----- INPUT RECORDS

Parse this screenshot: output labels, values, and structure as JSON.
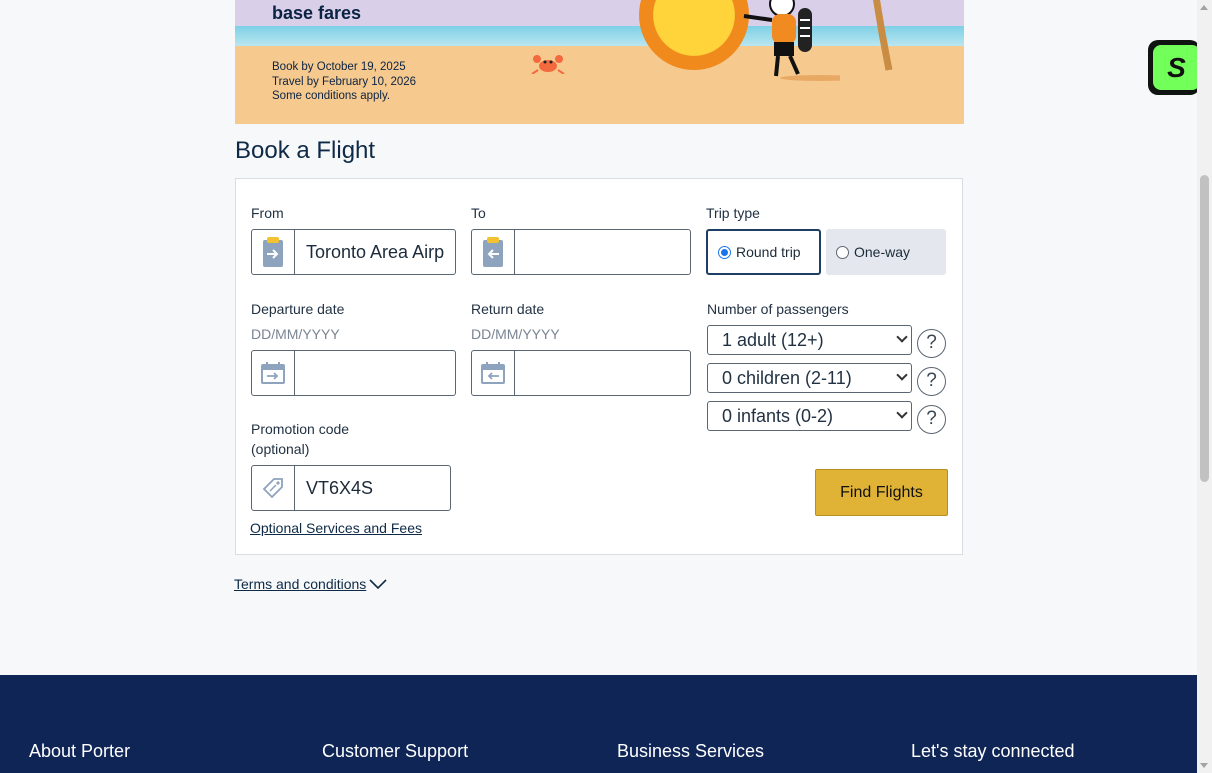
{
  "banner": {
    "headline": "base fares",
    "book_by": "Book by October 19, 2025",
    "travel_by": "Travel by February 10, 2026",
    "conditions": "Some conditions apply."
  },
  "side_tab": {
    "label": "S"
  },
  "page_title": "Book a Flight",
  "form": {
    "from": {
      "label": "From",
      "value": "Toronto Area Airp",
      "icon": "airport-departure-icon"
    },
    "to": {
      "label": "To",
      "value": "",
      "icon": "airport-arrival-icon"
    },
    "trip_type": {
      "label": "Trip type",
      "options": [
        "Round trip",
        "One-way"
      ],
      "selected": "Round trip"
    },
    "departure": {
      "label": "Departure date",
      "format_hint": "DD/MM/YYYY",
      "value": "",
      "icon": "calendar-departure-icon"
    },
    "return": {
      "label": "Return date",
      "format_hint": "DD/MM/YYYY",
      "value": "",
      "icon": "calendar-return-icon"
    },
    "passengers": {
      "label": "Number of passengers",
      "adults": "1 adult (12+)",
      "children": "0 children (2-11)",
      "infants": "0 infants (0-2)",
      "help": "?"
    },
    "promo": {
      "label_line1": "Promotion code",
      "label_line2": "(optional)",
      "value": "VT6X4S",
      "icon": "tag-icon"
    },
    "find_button": "Find Flights",
    "services_link": "Optional Services and Fees"
  },
  "terms_link": "Terms and conditions",
  "footer": {
    "columns": [
      "About Porter",
      "Customer Support",
      "Business Services",
      "Let's stay connected"
    ]
  },
  "colors": {
    "button": "#e0b336",
    "footer": "#0f2556",
    "selected_option_border": "#1f3e66",
    "unselected_option_bg": "#e4e7ee"
  }
}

----------

STATED PROBLEM:
Print every entry above again without changing a word, and omit the pictures.

EXERCISE RESPONSE:
Parse this screenshot: output labels, values, and structure as JSON.
{
  "banner": {
    "headline": "base fares",
    "book_by": "Book by October 19, 2025",
    "travel_by": "Travel by February 10, 2026",
    "conditions": "Some conditions apply."
  },
  "side_tab": {
    "label": "S"
  },
  "page_title": "Book a Flight",
  "form": {
    "from": {
      "label": "From",
      "value": "Toronto Area Airp",
      "icon": "airport-departure-icon"
    },
    "to": {
      "label": "To",
      "value": "",
      "icon": "airport-arrival-icon"
    },
    "trip_type": {
      "label": "Trip type",
      "options": [
        "Round trip",
        "One-way"
      ],
      "selected": "Round trip"
    },
    "departure": {
      "label": "Departure date",
      "format_hint": "DD/MM/YYYY",
      "value": "",
      "icon": "calendar-departure-icon"
    },
    "return": {
      "label": "Return date",
      "format_hint": "DD/MM/YYYY",
      "value": "",
      "icon": "calendar-return-icon"
    },
    "passengers": {
      "label": "Number of passengers",
      "adults": "1 adult (12+)",
      "children": "0 children (2-11)",
      "infants": "0 infants (0-2)",
      "help": "?"
    },
    "promo": {
      "label_line1": "Promotion code",
      "label_line2": "(optional)",
      "value": "VT6X4S",
      "icon": "tag-icon"
    },
    "find_button": "Find Flights",
    "services_link": "Optional Services and Fees"
  },
  "terms_link": "Terms and conditions",
  "footer": {
    "columns": [
      "About Porter",
      "Customer Support",
      "Business Services",
      "Let's stay connected"
    ]
  },
  "colors": {
    "button": "#e0b336",
    "footer": "#0f2556",
    "selected_option_border": "#1f3e66",
    "unselected_option_bg": "#e4e7ee"
  }
}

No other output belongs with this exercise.